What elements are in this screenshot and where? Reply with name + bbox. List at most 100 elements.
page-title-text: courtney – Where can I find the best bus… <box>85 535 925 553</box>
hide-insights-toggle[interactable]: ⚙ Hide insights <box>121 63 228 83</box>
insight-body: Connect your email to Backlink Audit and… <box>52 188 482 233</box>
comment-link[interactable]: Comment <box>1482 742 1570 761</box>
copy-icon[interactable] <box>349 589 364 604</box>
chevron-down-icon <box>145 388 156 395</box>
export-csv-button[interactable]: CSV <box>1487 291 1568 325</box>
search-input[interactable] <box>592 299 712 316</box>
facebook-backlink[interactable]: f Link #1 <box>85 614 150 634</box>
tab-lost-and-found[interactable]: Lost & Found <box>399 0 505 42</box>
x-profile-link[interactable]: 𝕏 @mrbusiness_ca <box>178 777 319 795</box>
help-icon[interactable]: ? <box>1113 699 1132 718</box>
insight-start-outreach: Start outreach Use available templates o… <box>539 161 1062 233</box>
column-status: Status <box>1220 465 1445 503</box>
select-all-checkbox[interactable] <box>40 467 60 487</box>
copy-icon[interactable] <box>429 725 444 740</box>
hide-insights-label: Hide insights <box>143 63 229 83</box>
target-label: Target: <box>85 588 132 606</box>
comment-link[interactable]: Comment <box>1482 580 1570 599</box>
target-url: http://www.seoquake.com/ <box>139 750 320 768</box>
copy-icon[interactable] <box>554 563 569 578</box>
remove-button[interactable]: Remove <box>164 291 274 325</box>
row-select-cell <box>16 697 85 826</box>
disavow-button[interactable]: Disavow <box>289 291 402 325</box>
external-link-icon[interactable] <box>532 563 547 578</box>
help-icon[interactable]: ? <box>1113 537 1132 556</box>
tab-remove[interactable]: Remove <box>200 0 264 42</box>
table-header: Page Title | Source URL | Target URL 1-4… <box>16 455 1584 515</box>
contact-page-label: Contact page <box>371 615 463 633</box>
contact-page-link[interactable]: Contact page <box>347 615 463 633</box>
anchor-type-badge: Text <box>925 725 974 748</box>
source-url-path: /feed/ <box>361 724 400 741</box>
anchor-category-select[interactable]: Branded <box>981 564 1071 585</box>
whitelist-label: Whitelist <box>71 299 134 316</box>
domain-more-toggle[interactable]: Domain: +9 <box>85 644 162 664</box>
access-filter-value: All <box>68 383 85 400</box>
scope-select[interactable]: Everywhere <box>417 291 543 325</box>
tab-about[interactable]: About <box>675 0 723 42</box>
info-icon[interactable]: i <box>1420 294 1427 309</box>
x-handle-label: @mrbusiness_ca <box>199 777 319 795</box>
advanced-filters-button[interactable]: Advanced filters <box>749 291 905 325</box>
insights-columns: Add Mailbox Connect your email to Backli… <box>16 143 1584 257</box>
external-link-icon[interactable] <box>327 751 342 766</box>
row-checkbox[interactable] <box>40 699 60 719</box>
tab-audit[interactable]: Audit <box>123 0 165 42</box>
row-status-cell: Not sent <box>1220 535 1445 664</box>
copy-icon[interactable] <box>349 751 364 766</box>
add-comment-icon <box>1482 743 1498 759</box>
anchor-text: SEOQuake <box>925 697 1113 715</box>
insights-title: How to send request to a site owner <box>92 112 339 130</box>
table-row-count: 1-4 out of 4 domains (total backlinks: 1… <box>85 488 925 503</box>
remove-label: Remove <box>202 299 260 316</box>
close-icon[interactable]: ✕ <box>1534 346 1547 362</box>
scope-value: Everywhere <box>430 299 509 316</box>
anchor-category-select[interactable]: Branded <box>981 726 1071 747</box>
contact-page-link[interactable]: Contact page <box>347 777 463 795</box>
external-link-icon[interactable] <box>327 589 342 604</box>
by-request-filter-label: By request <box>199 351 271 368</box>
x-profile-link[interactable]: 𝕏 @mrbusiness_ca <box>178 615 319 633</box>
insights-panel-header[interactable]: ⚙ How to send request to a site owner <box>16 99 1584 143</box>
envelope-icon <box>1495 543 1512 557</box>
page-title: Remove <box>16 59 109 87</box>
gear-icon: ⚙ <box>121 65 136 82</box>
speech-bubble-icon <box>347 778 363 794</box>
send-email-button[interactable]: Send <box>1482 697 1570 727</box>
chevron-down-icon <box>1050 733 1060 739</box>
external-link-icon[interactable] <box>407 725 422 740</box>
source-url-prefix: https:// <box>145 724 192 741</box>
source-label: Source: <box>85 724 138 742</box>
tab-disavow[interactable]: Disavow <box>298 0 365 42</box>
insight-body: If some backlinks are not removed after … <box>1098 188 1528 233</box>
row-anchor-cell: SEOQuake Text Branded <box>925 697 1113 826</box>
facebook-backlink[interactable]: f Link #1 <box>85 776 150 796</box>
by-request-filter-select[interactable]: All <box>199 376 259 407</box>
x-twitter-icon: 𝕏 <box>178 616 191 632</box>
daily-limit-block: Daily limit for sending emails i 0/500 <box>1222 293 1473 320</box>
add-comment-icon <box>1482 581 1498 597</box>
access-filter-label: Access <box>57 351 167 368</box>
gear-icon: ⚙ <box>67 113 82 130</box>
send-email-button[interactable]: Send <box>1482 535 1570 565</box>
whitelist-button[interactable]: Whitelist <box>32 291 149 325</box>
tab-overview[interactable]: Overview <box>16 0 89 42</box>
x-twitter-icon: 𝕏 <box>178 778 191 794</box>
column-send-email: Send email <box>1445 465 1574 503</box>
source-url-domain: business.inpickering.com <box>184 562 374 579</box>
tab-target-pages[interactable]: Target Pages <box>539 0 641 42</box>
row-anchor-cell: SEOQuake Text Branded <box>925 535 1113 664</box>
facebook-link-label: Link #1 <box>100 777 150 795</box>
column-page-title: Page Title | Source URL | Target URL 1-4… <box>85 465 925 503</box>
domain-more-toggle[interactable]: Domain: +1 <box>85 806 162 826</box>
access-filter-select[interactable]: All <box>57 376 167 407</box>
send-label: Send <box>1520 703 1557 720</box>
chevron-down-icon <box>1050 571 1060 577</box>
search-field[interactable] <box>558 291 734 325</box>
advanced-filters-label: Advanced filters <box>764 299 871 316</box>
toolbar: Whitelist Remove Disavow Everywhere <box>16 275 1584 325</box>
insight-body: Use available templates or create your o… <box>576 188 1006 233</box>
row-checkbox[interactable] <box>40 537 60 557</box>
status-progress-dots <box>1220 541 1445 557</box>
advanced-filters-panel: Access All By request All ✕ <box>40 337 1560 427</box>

######

Reproduce every line of the items above word for word, with no changes.

- [Output of the task]
What elements are in this screenshot and where? Reply with name + bbox. List at most 100 elements.
page-title-text: courtney – Where can I find the best bus… <box>85 535 925 553</box>
hide-insights-toggle[interactable]: ⚙ Hide insights <box>121 63 228 83</box>
insight-body: Connect your email to Backlink Audit and… <box>52 188 482 233</box>
comment-link[interactable]: Comment <box>1482 742 1570 761</box>
copy-icon[interactable] <box>349 589 364 604</box>
chevron-down-icon <box>145 388 156 395</box>
export-csv-button[interactable]: CSV <box>1487 291 1568 325</box>
search-input[interactable] <box>592 299 712 316</box>
facebook-backlink[interactable]: f Link #1 <box>85 614 150 634</box>
tab-lost-and-found[interactable]: Lost & Found <box>399 0 505 42</box>
x-profile-link[interactable]: 𝕏 @mrbusiness_ca <box>178 777 319 795</box>
help-icon[interactable]: ? <box>1113 699 1132 718</box>
insight-start-outreach: Start outreach Use available templates o… <box>539 161 1062 233</box>
column-status: Status <box>1220 465 1445 503</box>
select-all-checkbox[interactable] <box>40 467 60 487</box>
copy-icon[interactable] <box>429 725 444 740</box>
hide-insights-label: Hide insights <box>143 63 229 83</box>
target-label: Target: <box>85 588 132 606</box>
comment-link[interactable]: Comment <box>1482 580 1570 599</box>
target-url: http://www.seoquake.com/ <box>139 750 320 768</box>
copy-icon[interactable] <box>554 563 569 578</box>
remove-button[interactable]: Remove <box>164 291 274 325</box>
row-select-cell <box>16 697 85 826</box>
disavow-button[interactable]: Disavow <box>289 291 402 325</box>
external-link-icon[interactable] <box>532 563 547 578</box>
help-icon[interactable]: ? <box>1113 537 1132 556</box>
tab-remove[interactable]: Remove <box>200 0 264 42</box>
table-header: Page Title | Source URL | Target URL 1-4… <box>16 455 1584 515</box>
contact-page-label: Contact page <box>371 615 463 633</box>
contact-page-link[interactable]: Contact page <box>347 615 463 633</box>
anchor-type-badge: Text <box>925 725 974 748</box>
source-url-path: /feed/ <box>361 724 400 741</box>
anchor-category-select[interactable]: Branded <box>981 564 1071 585</box>
whitelist-label: Whitelist <box>71 299 134 316</box>
domain-more-toggle[interactable]: Domain: +9 <box>85 644 162 664</box>
access-filter-value: All <box>68 383 85 400</box>
scope-select[interactable]: Everywhere <box>417 291 543 325</box>
tab-about[interactable]: About <box>675 0 723 42</box>
info-icon[interactable]: i <box>1420 294 1427 309</box>
x-handle-label: @mrbusiness_ca <box>199 777 319 795</box>
advanced-filters-button[interactable]: Advanced filters <box>749 291 905 325</box>
insights-columns: Add Mailbox Connect your email to Backli… <box>16 143 1584 257</box>
external-link-icon[interactable] <box>327 751 342 766</box>
row-checkbox[interactable] <box>40 699 60 719</box>
tab-audit[interactable]: Audit <box>123 0 165 42</box>
row-status-cell: Not sent <box>1220 535 1445 664</box>
copy-icon[interactable] <box>349 751 364 766</box>
add-comment-icon <box>1482 743 1498 759</box>
anchor-text: SEOQuake <box>925 697 1113 715</box>
insights-title: How to send request to a site owner <box>92 112 339 130</box>
table-row-count: 1-4 out of 4 domains (total backlinks: 1… <box>85 488 925 503</box>
remove-label: Remove <box>202 299 260 316</box>
close-icon[interactable]: ✕ <box>1534 346 1547 362</box>
scope-value: Everywhere <box>430 299 509 316</box>
anchor-category-select[interactable]: Branded <box>981 726 1071 747</box>
contact-page-link[interactable]: Contact page <box>347 777 463 795</box>
external-link-icon[interactable] <box>327 589 342 604</box>
by-request-filter-label: By request <box>199 351 271 368</box>
x-profile-link[interactable]: 𝕏 @mrbusiness_ca <box>178 615 319 633</box>
insights-panel-header[interactable]: ⚙ How to send request to a site owner <box>16 99 1584 143</box>
envelope-icon <box>1495 543 1512 557</box>
page-title: Remove <box>16 59 109 87</box>
gear-icon: ⚙ <box>121 65 136 82</box>
speech-bubble-icon <box>347 778 363 794</box>
send-email-button[interactable]: Send <box>1482 697 1570 727</box>
chevron-down-icon <box>1050 733 1060 739</box>
external-link-icon[interactable] <box>407 725 422 740</box>
source-url-prefix: https:// <box>145 724 192 741</box>
source-label: Source: <box>85 724 138 742</box>
tab-disavow[interactable]: Disavow <box>298 0 365 42</box>
insight-body: If some backlinks are not removed after … <box>1098 188 1528 233</box>
row-anchor-cell: SEOQuake Text Branded <box>925 697 1113 826</box>
facebook-backlink[interactable]: f Link #1 <box>85 776 150 796</box>
by-request-filter-select[interactable]: All <box>199 376 259 407</box>
x-twitter-icon: 𝕏 <box>178 616 191 632</box>
daily-limit-block: Daily limit for sending emails i 0/500 <box>1222 293 1473 320</box>
add-comment-icon <box>1482 581 1498 597</box>
access-filter-label: Access <box>57 351 167 368</box>
gear-icon: ⚙ <box>67 113 82 130</box>
send-email-button[interactable]: Send <box>1482 535 1570 565</box>
whitelist-button[interactable]: Whitelist <box>32 291 149 325</box>
tab-overview[interactable]: Overview <box>16 0 89 42</box>
x-twitter-icon: 𝕏 <box>178 778 191 794</box>
column-send-email: Send email <box>1445 465 1574 503</box>
source-url-domain: business.inpickering.com <box>184 562 374 579</box>
tab-target-pages[interactable]: Target Pages <box>539 0 641 42</box>
row-anchor-cell: SEOQuake Text Branded <box>925 535 1113 664</box>
facebook-link-label: Link #1 <box>100 777 150 795</box>
column-page-title: Page Title | Source URL | Target URL 1-4… <box>85 465 925 503</box>
domain-more-toggle[interactable]: Domain: +1 <box>85 806 162 826</box>
access-filter-select[interactable]: All <box>57 376 167 407</box>
send-label: Send <box>1520 703 1557 720</box>
chevron-down-icon <box>1050 571 1060 577</box>
search-field[interactable] <box>558 291 734 325</box>
advanced-filters-label: Advanced filters <box>764 299 871 316</box>
toolbar: Whitelist Remove Disavow Everywhere <box>16 275 1584 325</box>
insight-body: Use available templates or create your o… <box>576 188 1006 233</box>
row-checkbox[interactable] <box>40 537 60 557</box>
status-progress-dots <box>1220 541 1445 557</box>
advanced-filters-panel: Access All By request All ✕ <box>40 337 1560 427</box>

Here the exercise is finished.